*PROMPT*:
Repeat all entries exactly.

*RECORDS SUPPLIED*:
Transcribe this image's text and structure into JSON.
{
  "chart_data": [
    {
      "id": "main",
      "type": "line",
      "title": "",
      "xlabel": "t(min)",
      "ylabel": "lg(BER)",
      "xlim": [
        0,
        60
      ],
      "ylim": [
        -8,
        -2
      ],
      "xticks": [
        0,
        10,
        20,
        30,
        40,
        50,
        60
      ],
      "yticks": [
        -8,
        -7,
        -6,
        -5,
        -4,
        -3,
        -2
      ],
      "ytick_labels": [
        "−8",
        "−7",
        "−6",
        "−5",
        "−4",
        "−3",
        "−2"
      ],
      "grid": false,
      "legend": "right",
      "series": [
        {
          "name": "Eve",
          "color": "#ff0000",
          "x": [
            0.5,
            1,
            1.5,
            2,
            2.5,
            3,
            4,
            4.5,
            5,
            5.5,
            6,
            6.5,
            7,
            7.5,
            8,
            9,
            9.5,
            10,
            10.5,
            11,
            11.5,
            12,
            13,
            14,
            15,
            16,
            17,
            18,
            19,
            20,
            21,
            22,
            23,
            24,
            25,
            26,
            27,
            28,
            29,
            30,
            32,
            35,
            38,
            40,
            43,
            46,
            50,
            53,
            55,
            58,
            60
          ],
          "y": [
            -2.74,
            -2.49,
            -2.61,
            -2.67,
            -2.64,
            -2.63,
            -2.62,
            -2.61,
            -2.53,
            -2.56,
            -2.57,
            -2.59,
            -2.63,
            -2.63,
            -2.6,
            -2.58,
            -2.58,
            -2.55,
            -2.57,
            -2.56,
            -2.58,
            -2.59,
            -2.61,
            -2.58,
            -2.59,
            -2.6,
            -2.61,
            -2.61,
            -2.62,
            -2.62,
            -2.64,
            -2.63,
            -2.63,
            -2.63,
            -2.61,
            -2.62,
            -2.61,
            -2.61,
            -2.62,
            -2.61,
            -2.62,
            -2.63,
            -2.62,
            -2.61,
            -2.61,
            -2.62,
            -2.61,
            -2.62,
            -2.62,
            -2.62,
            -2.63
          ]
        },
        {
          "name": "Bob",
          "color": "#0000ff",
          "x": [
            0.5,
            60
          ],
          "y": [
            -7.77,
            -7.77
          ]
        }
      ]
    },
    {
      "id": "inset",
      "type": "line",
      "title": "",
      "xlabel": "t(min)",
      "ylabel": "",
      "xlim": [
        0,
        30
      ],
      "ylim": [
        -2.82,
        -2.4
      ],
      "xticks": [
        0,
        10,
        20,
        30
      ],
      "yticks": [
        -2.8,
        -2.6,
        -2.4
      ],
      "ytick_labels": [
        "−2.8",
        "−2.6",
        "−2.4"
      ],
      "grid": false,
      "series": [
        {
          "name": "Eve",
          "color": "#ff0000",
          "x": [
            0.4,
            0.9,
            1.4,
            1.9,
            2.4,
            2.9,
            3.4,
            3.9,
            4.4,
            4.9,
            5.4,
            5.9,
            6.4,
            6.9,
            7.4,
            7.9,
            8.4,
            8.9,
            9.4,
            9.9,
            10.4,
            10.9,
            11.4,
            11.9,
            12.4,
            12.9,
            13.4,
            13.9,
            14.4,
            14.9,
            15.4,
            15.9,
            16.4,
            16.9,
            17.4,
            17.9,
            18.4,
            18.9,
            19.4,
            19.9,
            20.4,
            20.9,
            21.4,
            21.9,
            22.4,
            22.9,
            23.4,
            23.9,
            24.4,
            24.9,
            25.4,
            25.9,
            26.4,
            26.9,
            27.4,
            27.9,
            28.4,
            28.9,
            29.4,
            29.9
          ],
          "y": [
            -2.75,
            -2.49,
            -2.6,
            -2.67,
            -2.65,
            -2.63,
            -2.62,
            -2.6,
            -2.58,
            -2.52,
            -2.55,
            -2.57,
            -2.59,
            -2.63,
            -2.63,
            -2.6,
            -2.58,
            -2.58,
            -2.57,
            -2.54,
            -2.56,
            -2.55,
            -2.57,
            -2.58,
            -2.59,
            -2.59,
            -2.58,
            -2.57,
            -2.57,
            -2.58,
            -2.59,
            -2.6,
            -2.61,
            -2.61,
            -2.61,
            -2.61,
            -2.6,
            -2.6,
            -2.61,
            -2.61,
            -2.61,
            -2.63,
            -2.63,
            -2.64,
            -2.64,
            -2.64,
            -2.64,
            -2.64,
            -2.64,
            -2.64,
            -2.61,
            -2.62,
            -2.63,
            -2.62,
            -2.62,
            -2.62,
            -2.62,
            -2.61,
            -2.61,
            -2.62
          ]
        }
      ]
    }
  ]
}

*THE REPLY*:
Transcribe this image's text and structure into JSON.
{
  "chart_data": [
    {
      "id": "main",
      "type": "line",
      "title": "",
      "xlabel": "t(min)",
      "ylabel": "lg(BER)",
      "xlim": [
        0,
        60
      ],
      "ylim": [
        -8,
        -2
      ],
      "xticks": [
        0,
        10,
        20,
        30,
        40,
        50,
        60
      ],
      "yticks": [
        -8,
        -7,
        -6,
        -5,
        -4,
        -3,
        -2
      ],
      "ytick_labels": [
        "−8",
        "−7",
        "−6",
        "−5",
        "−4",
        "−3",
        "−2"
      ],
      "grid": false,
      "legend": "right",
      "series": [
        {
          "name": "Eve",
          "color": "#ff0000",
          "x": [
            0.5,
            1,
            1.5,
            2,
            2.5,
            3,
            4,
            4.5,
            5,
            5.5,
            6,
            6.5,
            7,
            7.5,
            8,
            9,
            9.5,
            10,
            10.5,
            11,
            11.5,
            12,
            13,
            14,
            15,
            16,
            17,
            18,
            19,
            20,
            21,
            22,
            23,
            24,
            25,
            26,
            27,
            28,
            29,
            30,
            32,
            35,
            38,
            40,
            43,
            46,
            50,
            53,
            55,
            58,
            60
          ],
          "y": [
            -2.74,
            -2.49,
            -2.61,
            -2.67,
            -2.64,
            -2.63,
            -2.62,
            -2.61,
            -2.53,
            -2.56,
            -2.57,
            -2.59,
            -2.63,
            -2.63,
            -2.6,
            -2.58,
            -2.58,
            -2.55,
            -2.57,
            -2.56,
            -2.58,
            -2.59,
            -2.61,
            -2.58,
            -2.59,
            -2.6,
            -2.61,
            -2.61,
            -2.62,
            -2.62,
            -2.64,
            -2.63,
            -2.63,
            -2.63,
            -2.61,
            -2.62,
            -2.61,
            -2.61,
            -2.62,
            -2.61,
            -2.62,
            -2.63,
            -2.62,
            -2.61,
            -2.61,
            -2.62,
            -2.61,
            -2.62,
            -2.62,
            -2.62,
            -2.63
          ]
        },
        {
          "name": "Bob",
          "color": "#0000ff",
          "x": [
            0.5,
            60
          ],
          "y": [
            -7.77,
            -7.77
          ]
        }
      ]
    },
    {
      "id": "inset",
      "type": "line",
      "title": "",
      "xlabel": "t(min)",
      "ylabel": "",
      "xlim": [
        0,
        30
      ],
      "ylim": [
        -2.82,
        -2.4
      ],
      "xticks": [
        0,
        10,
        20,
        30
      ],
      "yticks": [
        -2.8,
        -2.6,
        -2.4
      ],
      "ytick_labels": [
        "−2.8",
        "−2.6",
        "−2.4"
      ],
      "grid": false,
      "series": [
        {
          "name": "Eve",
          "color": "#ff0000",
          "x": [
            0.4,
            0.9,
            1.4,
            1.9,
            2.4,
            2.9,
            3.4,
            3.9,
            4.4,
            4.9,
            5.4,
            5.9,
            6.4,
            6.9,
            7.4,
            7.9,
            8.4,
            8.9,
            9.4,
            9.9,
            10.4,
            10.9,
            11.4,
            11.9,
            12.4,
            12.9,
            13.4,
            13.9,
            14.4,
            14.9,
            15.4,
            15.9,
            16.4,
            16.9,
            17.4,
            17.9,
            18.4,
            18.9,
            19.4,
            19.9,
            20.4,
            20.9,
            21.4,
            21.9,
            22.4,
            22.9,
            23.4,
            23.9,
            24.4,
            24.9,
            25.4,
            25.9,
            26.4,
            26.9,
            27.4,
            27.9,
            28.4,
            28.9,
            29.4,
            29.9
          ],
          "y": [
            -2.75,
            -2.49,
            -2.6,
            -2.67,
            -2.65,
            -2.63,
            -2.62,
            -2.6,
            -2.58,
            -2.52,
            -2.55,
            -2.57,
            -2.59,
            -2.63,
            -2.63,
            -2.6,
            -2.58,
            -2.58,
            -2.57,
            -2.54,
            -2.56,
            -2.55,
            -2.57,
            -2.58,
            -2.59,
            -2.59,
            -2.58,
            -2.57,
            -2.57,
            -2.58,
            -2.59,
            -2.6,
            -2.61,
            -2.61,
            -2.61,
            -2.61,
            -2.6,
            -2.6,
            -2.61,
            -2.61,
            -2.61,
            -2.63,
            -2.63,
            -2.64,
            -2.64,
            -2.64,
            -2.64,
            -2.64,
            -2.64,
            -2.64,
            -2.61,
            -2.62,
            -2.63,
            -2.62,
            -2.62,
            -2.62,
            -2.62,
            -2.61,
            -2.61,
            -2.62
          ]
        }
      ]
    }
  ]
}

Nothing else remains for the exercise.